-- WHAT IS NEEDED --
Copy only what runs from the line containing "Output a JSON" through the end of the material below, line for line, with both ends included.

-- INPUT FOR THIS TASK --
· · · ·
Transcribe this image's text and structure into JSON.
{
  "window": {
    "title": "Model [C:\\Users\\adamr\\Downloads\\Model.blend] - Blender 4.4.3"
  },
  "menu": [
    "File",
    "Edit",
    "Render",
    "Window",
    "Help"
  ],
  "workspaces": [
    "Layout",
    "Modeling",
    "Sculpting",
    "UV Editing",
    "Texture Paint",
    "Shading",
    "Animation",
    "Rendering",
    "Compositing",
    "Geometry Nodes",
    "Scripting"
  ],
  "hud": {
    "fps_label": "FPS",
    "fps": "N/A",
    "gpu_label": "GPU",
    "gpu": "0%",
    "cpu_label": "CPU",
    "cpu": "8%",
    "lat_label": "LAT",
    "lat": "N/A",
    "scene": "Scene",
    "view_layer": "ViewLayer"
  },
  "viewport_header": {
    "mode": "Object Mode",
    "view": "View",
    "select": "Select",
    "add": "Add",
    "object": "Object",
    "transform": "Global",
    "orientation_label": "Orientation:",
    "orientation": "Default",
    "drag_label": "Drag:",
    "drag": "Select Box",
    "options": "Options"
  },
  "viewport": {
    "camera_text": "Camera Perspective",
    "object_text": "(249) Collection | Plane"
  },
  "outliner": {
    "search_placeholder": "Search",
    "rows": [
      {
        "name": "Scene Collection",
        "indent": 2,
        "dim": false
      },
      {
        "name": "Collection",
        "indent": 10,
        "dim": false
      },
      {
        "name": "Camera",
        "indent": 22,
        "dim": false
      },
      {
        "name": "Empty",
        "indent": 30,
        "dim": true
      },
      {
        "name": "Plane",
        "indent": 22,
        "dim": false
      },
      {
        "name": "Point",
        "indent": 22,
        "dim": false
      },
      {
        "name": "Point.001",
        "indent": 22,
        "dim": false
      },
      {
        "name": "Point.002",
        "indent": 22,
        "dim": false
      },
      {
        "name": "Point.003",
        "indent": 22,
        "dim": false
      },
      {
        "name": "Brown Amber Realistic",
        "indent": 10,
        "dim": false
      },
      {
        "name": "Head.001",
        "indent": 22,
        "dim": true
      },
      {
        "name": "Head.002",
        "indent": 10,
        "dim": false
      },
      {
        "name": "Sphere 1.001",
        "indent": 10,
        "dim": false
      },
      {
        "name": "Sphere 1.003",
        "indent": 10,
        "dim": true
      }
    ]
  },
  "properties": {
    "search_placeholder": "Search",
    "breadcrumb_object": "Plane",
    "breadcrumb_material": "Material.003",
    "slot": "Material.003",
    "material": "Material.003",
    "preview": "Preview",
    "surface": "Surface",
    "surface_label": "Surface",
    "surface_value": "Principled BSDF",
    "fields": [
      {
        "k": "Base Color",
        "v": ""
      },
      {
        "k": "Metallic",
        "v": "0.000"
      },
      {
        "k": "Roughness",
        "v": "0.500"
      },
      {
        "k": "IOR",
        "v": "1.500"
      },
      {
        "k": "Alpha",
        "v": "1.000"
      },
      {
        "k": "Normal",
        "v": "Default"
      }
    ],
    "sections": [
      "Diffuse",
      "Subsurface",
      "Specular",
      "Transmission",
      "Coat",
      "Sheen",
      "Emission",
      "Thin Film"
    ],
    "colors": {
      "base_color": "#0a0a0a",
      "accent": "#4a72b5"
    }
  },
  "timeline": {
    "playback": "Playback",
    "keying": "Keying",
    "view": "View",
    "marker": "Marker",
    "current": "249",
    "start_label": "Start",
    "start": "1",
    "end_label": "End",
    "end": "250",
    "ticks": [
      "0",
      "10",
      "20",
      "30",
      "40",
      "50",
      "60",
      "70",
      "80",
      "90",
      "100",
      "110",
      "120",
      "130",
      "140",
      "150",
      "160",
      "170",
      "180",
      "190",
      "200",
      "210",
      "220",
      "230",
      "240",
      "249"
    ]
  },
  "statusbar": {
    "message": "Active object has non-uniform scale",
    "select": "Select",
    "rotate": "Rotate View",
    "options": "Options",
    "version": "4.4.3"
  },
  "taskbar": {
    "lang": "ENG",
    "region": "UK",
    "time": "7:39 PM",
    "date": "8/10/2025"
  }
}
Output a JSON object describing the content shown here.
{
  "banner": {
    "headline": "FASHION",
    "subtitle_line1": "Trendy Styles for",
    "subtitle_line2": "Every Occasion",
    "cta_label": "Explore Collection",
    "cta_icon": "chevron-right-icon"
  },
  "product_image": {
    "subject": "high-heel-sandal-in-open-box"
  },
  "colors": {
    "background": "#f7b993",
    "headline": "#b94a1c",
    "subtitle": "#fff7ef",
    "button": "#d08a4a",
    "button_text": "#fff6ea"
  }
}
· · · ·
-- WRITTEN SOLUTION --
Output a JSON object describing the content shown here.
{
  "banner": {
    "headline": "FASHION",
    "subtitle_line1": "Trendy Styles for",
    "subtitle_line2": "Every Occasion",
    "cta_label": "Explore Collection",
    "cta_icon": "chevron-right-icon"
  },
  "product_image": {
    "subject": "high-heel-sandal-in-open-box"
  },
  "colors": {
    "background": "#f7b993",
    "headline": "#b94a1c",
    "subtitle": "#fff7ef",
    "button": "#d08a4a",
    "button_text": "#fff6ea"
  }
}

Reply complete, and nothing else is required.